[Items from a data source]
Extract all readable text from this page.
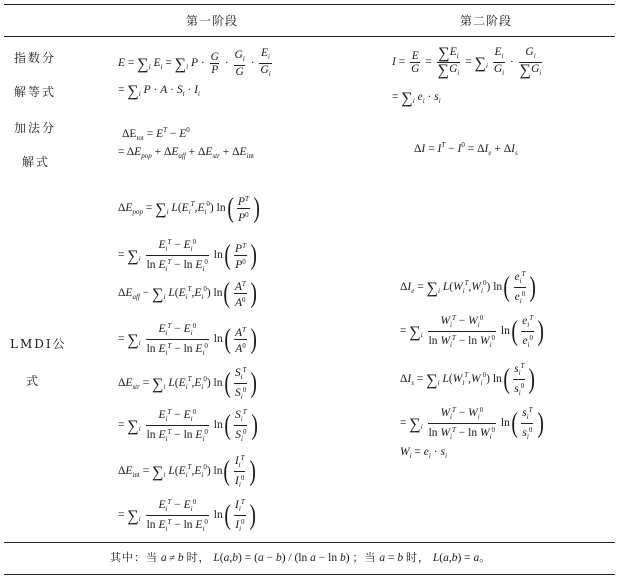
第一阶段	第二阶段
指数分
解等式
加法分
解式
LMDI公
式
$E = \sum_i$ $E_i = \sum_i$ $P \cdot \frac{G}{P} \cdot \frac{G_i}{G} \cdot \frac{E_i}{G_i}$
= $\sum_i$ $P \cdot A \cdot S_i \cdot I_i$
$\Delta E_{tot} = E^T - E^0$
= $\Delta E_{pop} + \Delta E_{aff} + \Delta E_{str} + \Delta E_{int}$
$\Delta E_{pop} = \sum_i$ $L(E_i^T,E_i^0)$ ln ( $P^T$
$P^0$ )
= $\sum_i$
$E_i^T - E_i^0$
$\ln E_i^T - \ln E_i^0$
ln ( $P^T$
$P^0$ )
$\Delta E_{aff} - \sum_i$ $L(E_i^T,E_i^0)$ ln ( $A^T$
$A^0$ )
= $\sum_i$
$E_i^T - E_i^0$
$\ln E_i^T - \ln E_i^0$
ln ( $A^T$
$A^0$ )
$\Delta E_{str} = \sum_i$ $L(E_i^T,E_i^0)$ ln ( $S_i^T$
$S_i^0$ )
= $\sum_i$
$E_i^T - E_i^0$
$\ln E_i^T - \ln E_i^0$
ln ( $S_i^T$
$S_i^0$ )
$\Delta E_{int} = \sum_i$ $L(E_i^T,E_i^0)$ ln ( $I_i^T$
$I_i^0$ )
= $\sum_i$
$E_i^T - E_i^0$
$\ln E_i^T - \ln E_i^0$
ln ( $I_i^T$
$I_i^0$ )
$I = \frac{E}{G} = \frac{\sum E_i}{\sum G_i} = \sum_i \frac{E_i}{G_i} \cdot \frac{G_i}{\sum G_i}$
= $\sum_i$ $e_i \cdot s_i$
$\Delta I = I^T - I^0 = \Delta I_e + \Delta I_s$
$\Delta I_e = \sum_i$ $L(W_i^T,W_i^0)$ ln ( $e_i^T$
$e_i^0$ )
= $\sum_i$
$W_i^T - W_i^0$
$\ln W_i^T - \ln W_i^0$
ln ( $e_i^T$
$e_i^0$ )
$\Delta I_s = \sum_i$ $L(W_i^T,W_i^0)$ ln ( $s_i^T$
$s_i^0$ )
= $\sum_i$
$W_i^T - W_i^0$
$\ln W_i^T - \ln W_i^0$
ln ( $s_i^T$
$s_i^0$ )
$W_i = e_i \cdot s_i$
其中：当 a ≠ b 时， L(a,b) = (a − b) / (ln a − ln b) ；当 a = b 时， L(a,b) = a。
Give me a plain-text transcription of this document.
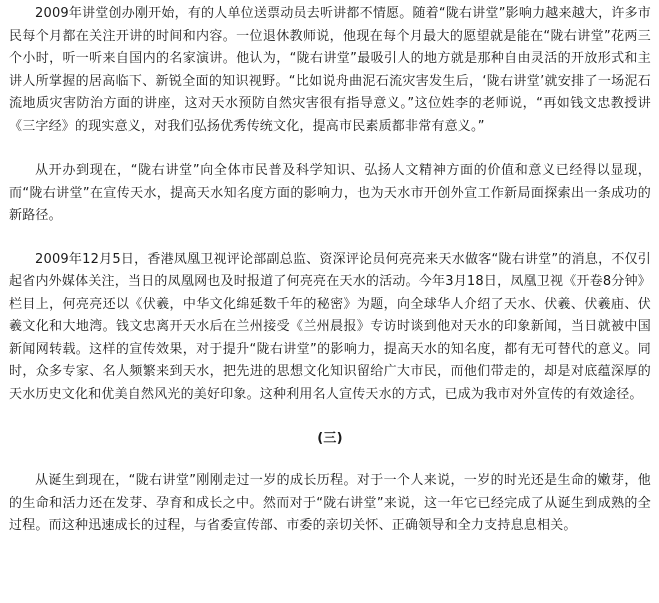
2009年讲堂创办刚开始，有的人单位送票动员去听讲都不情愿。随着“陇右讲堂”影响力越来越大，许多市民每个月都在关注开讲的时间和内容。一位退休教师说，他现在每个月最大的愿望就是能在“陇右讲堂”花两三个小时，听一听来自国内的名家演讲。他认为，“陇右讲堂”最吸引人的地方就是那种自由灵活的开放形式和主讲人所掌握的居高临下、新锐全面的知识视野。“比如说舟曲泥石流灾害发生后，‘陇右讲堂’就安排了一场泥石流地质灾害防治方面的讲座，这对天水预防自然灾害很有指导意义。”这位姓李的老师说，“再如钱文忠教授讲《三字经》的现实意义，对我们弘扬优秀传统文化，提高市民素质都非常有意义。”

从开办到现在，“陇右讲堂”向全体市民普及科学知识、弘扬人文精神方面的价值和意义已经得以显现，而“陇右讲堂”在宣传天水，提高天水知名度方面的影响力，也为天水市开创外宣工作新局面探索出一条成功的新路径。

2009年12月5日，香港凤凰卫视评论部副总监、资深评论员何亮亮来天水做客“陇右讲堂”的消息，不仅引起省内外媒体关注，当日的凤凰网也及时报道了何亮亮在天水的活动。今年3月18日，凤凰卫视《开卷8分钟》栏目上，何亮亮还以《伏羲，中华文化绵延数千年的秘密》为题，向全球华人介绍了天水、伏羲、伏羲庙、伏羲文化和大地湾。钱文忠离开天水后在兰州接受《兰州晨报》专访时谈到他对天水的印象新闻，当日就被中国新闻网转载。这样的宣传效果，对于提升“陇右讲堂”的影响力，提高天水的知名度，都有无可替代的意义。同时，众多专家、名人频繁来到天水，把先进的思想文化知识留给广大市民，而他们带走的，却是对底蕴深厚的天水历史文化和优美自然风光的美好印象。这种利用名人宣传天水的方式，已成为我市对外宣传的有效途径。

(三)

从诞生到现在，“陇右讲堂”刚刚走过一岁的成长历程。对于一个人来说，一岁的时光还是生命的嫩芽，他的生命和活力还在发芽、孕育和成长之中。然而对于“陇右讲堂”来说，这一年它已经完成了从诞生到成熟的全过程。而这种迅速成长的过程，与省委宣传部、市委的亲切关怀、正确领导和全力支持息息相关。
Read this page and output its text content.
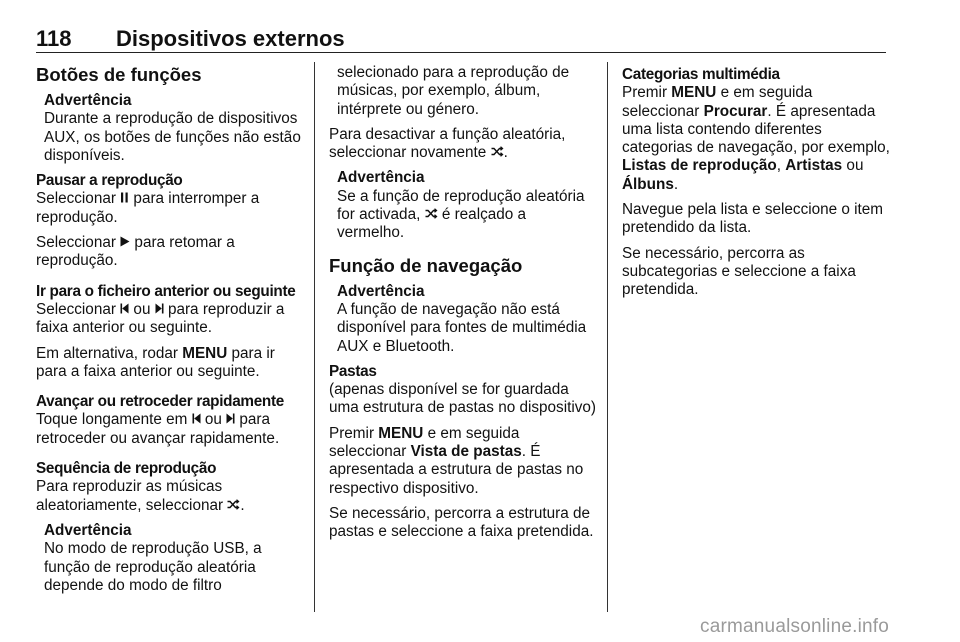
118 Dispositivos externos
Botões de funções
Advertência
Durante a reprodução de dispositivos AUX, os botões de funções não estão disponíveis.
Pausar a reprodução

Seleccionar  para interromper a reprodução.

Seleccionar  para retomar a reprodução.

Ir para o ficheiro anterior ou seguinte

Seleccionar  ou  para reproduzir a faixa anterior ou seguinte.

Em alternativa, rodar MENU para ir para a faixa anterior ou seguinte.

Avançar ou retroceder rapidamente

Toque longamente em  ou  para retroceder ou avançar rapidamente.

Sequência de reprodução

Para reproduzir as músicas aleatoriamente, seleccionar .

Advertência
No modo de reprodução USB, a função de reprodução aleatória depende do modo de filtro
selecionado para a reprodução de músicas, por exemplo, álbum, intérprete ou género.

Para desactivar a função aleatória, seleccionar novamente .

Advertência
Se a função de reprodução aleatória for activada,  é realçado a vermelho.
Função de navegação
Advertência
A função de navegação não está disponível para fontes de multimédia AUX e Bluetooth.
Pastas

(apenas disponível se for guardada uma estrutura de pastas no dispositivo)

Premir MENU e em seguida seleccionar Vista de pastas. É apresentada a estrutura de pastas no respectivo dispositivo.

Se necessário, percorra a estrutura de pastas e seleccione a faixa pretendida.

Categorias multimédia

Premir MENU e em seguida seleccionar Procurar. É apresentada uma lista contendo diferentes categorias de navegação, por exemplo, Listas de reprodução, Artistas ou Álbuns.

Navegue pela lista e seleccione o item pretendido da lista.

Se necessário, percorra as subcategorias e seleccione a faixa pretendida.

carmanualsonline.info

---

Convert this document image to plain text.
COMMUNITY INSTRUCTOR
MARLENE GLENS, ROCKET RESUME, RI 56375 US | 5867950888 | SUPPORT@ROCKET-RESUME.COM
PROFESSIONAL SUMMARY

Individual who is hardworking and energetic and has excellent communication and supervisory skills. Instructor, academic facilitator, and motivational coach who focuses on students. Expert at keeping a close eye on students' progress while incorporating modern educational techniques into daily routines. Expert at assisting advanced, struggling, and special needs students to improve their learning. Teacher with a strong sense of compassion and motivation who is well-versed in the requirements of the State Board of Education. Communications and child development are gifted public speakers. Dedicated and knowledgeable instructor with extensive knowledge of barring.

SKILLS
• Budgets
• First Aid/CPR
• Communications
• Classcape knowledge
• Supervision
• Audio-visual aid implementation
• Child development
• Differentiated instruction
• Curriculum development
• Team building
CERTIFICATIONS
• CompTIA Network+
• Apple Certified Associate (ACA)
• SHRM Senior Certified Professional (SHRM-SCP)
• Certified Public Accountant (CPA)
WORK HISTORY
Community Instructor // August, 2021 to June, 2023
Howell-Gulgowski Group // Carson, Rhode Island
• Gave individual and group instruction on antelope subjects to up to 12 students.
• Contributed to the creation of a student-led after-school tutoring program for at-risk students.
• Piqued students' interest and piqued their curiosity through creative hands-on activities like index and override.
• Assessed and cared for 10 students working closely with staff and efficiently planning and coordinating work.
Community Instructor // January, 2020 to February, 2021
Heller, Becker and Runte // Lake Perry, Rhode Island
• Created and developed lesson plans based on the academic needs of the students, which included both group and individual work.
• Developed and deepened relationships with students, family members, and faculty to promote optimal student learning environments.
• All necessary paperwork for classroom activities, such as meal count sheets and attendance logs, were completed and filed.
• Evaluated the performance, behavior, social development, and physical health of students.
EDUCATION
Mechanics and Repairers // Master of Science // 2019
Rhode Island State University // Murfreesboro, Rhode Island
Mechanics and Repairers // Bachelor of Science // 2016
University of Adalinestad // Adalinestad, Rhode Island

==

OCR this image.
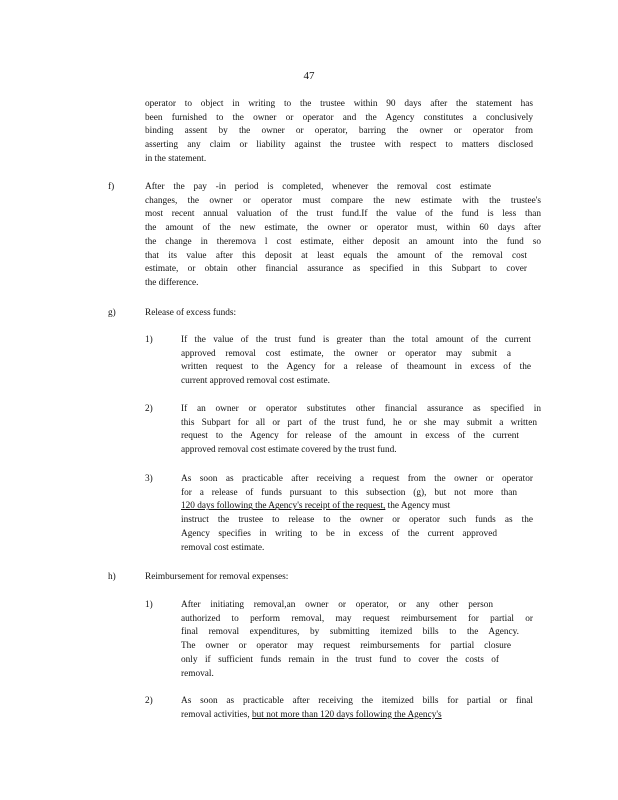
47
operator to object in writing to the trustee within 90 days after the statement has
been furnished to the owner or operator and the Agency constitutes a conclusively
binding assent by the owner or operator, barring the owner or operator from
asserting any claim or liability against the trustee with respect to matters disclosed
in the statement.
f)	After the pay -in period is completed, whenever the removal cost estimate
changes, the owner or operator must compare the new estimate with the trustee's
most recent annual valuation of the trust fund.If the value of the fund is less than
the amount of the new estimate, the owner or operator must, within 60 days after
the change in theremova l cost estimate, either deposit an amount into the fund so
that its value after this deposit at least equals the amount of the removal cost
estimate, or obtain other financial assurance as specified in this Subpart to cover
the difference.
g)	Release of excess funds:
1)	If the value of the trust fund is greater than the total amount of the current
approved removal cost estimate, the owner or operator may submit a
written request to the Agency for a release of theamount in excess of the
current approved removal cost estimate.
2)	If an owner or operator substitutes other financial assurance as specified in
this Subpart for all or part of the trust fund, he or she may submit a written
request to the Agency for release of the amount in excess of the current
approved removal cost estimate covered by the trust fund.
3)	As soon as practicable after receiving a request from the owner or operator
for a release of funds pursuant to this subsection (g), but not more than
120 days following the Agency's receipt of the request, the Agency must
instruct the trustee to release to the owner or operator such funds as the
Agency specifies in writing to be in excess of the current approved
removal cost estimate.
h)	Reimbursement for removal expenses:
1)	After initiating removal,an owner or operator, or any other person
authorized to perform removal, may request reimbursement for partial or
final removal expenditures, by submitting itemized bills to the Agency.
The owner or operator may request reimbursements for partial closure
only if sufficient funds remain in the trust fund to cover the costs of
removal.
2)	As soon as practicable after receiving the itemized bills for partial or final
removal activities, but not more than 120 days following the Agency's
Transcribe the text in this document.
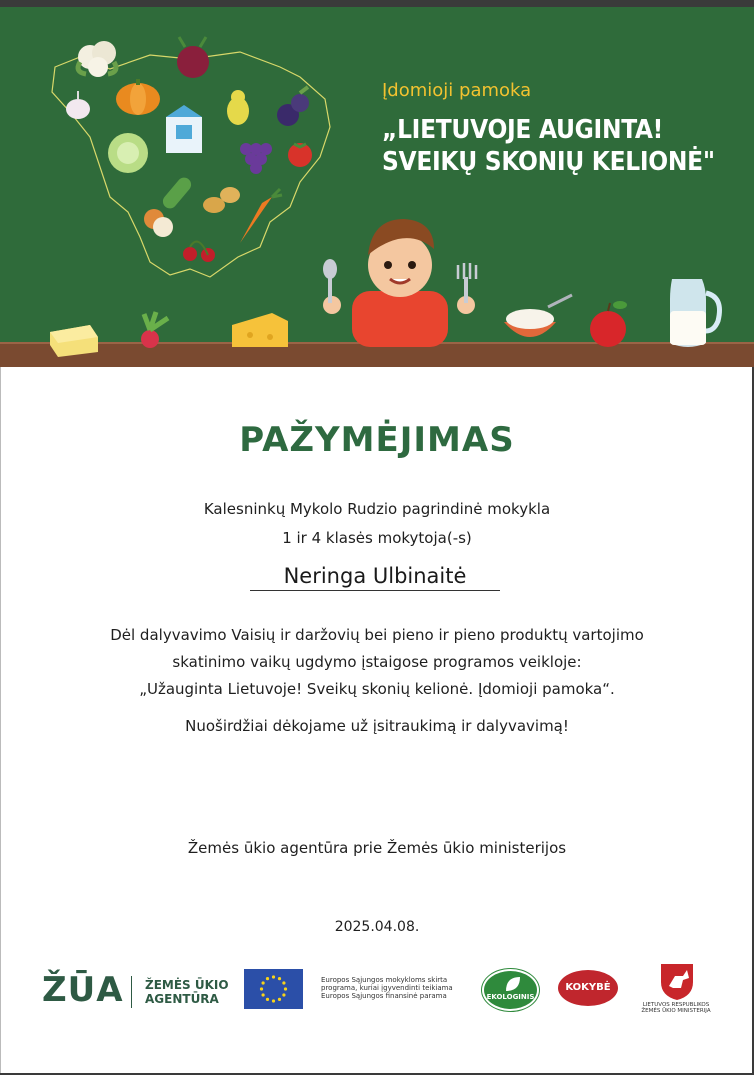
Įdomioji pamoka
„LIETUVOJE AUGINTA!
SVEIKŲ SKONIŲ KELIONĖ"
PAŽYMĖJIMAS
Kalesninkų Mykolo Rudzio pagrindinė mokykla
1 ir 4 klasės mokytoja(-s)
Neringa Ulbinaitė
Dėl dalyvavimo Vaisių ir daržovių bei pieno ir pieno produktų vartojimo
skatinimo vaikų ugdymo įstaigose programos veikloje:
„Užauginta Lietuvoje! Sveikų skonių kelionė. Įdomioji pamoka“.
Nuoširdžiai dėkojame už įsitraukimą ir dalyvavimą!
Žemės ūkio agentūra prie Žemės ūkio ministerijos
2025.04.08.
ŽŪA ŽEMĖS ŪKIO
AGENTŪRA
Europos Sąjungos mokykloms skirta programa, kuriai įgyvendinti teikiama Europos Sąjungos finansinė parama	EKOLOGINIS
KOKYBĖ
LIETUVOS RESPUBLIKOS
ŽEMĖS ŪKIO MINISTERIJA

[Directions for this task]
Copy out every line of the data that includes "writing".

[Finished exercise]
operator to object in writing to the trustee within 90 days after the statement has
Agency specifies in writing to be in excess of the current approved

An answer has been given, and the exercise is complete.